- Given instruction
Only lines with the string "decoration" matter here; gather them from the material below.

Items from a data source
_ _ _ _ _ _ _

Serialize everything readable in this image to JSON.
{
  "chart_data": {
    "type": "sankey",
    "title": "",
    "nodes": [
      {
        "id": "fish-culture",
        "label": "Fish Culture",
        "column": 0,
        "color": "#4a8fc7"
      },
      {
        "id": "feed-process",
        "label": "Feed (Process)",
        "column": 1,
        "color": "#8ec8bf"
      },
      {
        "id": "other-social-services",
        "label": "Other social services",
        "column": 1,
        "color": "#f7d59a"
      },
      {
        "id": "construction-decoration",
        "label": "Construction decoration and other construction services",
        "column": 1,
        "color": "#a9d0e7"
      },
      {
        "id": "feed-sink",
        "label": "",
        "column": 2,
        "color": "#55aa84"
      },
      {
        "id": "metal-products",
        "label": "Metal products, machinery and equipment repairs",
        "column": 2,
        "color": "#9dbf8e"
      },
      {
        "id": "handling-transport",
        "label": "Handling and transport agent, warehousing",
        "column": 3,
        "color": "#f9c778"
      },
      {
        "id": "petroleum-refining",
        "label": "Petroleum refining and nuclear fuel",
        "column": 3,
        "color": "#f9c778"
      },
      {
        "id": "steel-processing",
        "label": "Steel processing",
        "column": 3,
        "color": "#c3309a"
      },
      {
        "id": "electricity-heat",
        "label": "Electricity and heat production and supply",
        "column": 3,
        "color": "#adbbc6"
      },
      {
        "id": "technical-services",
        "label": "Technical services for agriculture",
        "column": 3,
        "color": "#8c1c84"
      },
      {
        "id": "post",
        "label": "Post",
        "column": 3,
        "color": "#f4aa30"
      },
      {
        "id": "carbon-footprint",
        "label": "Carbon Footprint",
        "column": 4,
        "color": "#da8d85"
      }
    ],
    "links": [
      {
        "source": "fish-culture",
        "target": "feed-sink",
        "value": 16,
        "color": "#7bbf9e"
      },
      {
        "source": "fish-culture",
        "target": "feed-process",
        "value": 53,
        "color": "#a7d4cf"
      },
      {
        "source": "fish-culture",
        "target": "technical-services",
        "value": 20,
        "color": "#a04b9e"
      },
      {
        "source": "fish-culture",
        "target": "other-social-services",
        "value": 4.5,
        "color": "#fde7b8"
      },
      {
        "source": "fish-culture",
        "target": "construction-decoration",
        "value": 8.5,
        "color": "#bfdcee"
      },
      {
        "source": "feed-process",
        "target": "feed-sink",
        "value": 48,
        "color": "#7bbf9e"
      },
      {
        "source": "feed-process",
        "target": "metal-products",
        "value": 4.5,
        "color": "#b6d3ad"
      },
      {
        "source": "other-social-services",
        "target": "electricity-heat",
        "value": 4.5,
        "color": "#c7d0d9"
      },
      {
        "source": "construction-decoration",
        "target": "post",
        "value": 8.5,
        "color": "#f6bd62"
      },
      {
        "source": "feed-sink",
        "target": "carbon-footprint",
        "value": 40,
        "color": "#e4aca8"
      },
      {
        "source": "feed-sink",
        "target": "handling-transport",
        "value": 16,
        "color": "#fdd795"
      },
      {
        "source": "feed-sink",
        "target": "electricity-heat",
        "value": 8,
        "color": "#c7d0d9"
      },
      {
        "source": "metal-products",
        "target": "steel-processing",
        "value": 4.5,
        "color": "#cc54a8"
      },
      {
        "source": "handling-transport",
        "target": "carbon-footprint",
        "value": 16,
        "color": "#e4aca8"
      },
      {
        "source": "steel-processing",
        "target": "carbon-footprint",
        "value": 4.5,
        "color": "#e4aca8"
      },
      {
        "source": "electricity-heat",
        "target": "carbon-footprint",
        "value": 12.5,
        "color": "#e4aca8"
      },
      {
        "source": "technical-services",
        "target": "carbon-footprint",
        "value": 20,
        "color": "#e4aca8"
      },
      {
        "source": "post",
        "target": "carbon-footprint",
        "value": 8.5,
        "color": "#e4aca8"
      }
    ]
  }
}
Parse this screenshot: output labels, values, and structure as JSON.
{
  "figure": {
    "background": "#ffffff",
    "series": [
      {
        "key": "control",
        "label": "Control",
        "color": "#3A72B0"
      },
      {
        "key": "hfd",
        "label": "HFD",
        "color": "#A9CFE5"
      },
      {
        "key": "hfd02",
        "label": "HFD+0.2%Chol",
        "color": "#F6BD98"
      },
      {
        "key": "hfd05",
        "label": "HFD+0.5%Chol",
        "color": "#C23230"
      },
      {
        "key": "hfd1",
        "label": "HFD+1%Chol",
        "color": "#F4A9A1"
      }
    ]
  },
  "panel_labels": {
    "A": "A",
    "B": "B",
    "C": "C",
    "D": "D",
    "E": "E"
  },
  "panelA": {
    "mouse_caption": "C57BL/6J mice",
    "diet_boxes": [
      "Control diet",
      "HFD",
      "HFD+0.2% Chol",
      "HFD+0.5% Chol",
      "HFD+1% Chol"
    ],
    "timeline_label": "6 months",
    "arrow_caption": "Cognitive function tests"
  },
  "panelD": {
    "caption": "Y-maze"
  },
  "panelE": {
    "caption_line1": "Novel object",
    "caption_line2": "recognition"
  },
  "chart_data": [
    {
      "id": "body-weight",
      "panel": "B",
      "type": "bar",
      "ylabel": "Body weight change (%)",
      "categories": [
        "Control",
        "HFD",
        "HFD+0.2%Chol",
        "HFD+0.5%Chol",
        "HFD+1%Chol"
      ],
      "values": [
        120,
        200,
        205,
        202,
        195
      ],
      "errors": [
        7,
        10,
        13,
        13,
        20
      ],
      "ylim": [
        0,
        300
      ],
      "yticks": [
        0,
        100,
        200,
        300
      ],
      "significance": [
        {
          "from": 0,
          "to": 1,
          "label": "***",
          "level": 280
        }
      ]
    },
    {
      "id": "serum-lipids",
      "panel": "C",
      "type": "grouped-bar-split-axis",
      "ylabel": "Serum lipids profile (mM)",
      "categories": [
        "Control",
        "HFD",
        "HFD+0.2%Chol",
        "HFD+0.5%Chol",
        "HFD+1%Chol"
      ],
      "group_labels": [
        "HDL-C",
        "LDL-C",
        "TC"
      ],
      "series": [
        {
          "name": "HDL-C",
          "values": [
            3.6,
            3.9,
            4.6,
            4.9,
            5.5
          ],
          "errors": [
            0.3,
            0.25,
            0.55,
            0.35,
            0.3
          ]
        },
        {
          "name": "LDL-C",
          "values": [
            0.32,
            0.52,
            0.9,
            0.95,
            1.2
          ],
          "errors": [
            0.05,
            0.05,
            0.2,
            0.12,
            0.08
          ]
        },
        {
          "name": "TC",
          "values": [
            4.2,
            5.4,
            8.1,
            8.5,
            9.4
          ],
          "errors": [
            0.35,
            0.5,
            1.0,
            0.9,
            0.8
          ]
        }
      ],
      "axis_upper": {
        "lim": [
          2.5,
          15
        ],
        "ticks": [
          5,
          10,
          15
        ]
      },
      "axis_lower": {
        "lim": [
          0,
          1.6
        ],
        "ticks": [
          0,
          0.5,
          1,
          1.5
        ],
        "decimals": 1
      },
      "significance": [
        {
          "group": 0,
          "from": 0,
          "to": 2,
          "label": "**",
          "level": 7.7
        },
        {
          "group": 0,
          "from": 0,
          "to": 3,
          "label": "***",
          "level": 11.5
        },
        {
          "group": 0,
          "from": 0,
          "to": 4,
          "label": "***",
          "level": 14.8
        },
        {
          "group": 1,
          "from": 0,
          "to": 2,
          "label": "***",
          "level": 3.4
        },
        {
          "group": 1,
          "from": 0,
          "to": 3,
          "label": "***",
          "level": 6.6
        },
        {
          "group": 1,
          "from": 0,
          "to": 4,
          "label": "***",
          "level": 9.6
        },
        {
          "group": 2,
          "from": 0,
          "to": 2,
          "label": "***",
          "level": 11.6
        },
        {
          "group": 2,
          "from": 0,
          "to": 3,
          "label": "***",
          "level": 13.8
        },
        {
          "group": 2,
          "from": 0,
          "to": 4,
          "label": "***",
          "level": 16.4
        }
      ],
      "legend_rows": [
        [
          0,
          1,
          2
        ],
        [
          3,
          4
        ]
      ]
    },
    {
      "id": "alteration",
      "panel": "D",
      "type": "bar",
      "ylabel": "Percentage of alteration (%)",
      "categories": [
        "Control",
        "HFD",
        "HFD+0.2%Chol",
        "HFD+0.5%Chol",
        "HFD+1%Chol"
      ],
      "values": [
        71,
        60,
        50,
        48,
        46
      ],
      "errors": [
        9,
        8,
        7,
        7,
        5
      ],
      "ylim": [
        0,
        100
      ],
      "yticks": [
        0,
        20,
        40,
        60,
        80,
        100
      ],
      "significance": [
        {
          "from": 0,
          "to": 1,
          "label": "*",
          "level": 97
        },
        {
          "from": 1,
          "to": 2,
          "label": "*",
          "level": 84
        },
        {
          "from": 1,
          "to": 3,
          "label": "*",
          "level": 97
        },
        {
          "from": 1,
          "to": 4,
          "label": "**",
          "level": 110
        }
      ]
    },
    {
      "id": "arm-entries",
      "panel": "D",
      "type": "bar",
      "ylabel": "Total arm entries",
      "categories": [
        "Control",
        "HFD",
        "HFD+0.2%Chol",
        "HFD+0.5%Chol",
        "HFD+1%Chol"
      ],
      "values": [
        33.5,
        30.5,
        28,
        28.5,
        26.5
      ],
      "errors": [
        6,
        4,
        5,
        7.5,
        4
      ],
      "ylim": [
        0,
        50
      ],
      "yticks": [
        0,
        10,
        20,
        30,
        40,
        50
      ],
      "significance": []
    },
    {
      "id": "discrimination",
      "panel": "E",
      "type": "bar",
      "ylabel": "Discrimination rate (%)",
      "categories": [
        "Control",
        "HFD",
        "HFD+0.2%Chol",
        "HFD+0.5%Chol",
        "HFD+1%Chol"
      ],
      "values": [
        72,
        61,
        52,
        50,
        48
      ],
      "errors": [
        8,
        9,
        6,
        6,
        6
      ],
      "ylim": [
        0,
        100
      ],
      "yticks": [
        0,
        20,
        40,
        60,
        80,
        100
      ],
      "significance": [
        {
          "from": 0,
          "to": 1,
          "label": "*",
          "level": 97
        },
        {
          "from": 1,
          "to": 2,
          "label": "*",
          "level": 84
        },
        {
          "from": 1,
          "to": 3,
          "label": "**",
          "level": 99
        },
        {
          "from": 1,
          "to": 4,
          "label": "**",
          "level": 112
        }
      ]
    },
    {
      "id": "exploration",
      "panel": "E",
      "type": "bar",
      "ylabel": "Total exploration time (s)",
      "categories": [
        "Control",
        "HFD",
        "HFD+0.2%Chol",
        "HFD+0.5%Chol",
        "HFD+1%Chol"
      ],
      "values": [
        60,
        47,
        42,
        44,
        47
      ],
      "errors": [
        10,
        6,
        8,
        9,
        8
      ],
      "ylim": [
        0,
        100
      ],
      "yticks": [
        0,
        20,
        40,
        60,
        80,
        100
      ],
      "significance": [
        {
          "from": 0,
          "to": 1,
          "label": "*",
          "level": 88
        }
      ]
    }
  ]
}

_ _ _ _ _ _ _

- Full response
        "id": "construction-decoration",
        "label": "Construction decoration and other construction services",
        "target": "construction-decoration",
        "source": "construction-decoration",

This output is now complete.